— YOUR INSTRUCTIONS —
Spot each line in the records below where the word "color" occurs, then copy it.

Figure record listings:
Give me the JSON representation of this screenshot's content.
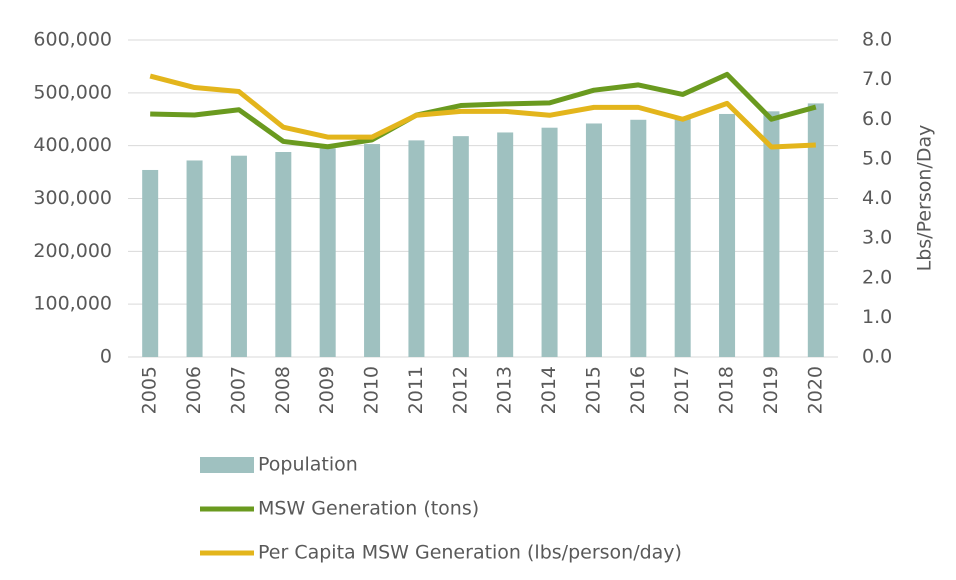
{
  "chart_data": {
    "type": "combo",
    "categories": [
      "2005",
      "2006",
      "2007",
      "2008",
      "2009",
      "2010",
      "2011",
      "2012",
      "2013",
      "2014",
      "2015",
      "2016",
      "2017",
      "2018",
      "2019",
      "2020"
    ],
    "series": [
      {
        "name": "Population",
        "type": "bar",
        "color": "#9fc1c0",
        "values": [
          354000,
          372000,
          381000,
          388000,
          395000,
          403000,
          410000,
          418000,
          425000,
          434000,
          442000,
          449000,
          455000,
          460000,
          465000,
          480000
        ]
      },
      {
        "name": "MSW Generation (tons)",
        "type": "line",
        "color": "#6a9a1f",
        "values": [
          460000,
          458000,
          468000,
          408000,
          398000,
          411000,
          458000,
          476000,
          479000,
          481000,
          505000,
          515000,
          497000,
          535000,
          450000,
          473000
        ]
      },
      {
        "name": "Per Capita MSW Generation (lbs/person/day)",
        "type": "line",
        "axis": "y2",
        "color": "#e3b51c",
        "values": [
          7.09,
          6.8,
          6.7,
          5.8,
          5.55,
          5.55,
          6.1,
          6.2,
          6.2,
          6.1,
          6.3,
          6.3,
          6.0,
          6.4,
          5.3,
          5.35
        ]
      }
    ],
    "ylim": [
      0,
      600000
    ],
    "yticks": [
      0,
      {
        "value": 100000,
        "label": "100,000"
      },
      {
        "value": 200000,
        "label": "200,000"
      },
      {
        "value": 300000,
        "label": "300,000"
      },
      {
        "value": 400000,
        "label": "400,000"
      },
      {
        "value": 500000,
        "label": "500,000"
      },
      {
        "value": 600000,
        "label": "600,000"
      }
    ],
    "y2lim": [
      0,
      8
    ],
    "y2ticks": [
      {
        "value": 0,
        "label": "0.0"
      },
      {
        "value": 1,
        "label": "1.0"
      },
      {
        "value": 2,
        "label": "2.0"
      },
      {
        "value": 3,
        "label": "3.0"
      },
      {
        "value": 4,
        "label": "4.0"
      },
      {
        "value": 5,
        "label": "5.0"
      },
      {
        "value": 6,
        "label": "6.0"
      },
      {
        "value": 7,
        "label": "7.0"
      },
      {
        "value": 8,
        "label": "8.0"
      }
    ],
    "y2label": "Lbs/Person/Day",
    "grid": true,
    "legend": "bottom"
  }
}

— THE REPLY —
        "color": "#9fc1c0",
        "color": "#6a9a1f",
        "color": "#e3b51c",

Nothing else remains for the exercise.